Challenge: Copy all lines in which the word "JSON" can be found.

Data shown:
%%

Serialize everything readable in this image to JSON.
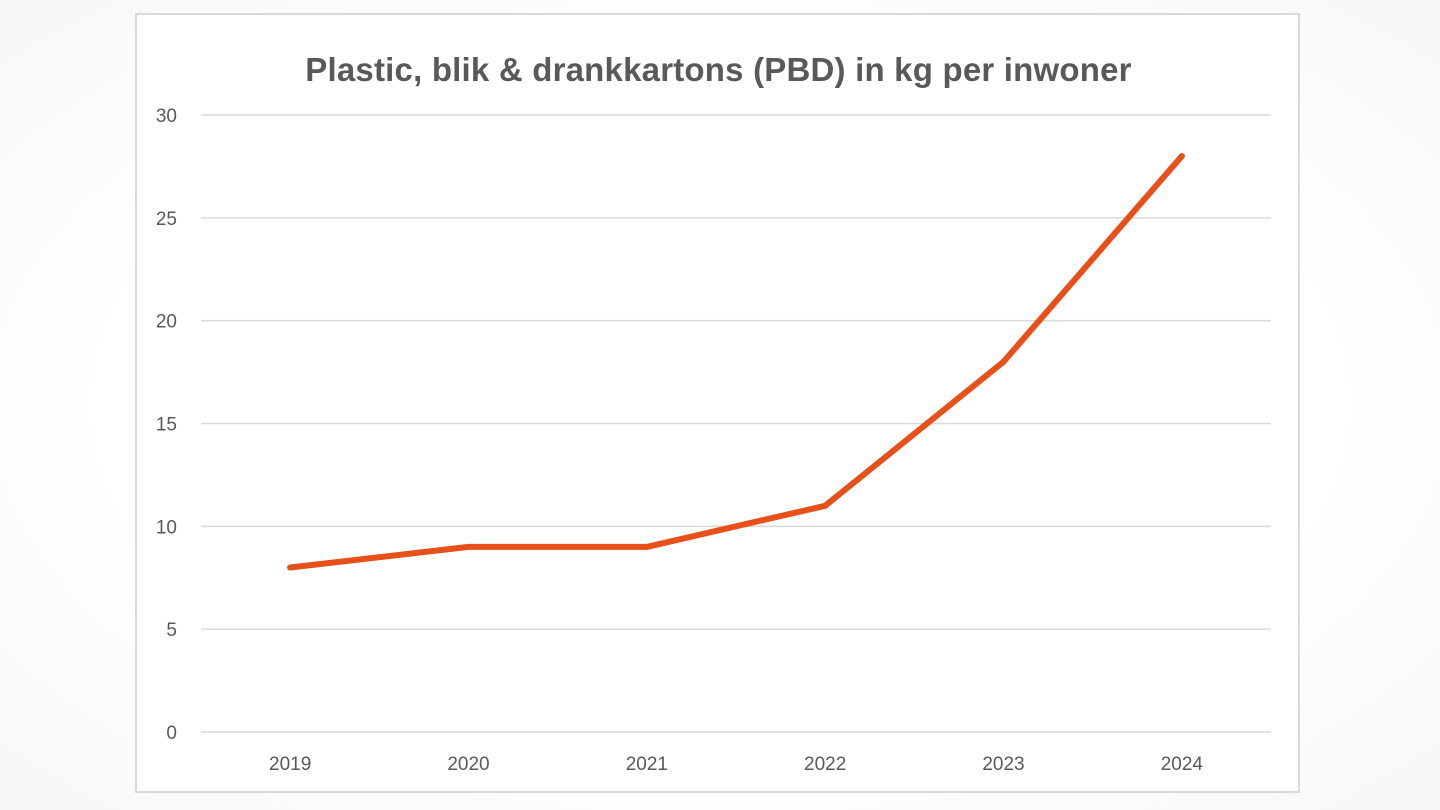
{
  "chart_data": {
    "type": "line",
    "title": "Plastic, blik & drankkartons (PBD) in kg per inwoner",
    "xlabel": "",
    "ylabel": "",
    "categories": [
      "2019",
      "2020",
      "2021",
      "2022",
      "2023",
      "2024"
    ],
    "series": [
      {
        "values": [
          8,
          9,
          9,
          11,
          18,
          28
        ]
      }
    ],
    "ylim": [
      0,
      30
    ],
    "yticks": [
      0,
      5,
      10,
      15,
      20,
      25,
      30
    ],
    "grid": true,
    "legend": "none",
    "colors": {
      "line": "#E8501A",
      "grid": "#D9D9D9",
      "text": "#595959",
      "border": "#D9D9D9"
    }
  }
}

%%
%%

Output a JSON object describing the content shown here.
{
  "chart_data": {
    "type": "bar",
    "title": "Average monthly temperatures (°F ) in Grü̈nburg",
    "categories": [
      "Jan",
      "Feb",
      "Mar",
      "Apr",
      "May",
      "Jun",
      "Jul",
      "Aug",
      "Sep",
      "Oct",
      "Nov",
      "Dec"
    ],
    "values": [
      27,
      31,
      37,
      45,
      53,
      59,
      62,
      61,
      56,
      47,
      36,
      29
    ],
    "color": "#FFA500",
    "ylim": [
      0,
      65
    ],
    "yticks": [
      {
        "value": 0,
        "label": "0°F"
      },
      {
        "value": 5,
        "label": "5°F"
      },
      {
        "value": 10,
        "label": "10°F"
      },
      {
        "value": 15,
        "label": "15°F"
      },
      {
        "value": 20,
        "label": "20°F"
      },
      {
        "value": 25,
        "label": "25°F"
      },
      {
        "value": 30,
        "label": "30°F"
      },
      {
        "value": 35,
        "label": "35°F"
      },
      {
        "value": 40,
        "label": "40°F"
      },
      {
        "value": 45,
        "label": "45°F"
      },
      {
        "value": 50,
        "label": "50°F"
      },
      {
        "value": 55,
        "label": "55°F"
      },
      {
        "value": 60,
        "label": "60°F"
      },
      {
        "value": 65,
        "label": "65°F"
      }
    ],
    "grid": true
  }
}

%%

Correct response:
Serialize everything readable in this image to JSON.
Output a JSON object describing the content shown here.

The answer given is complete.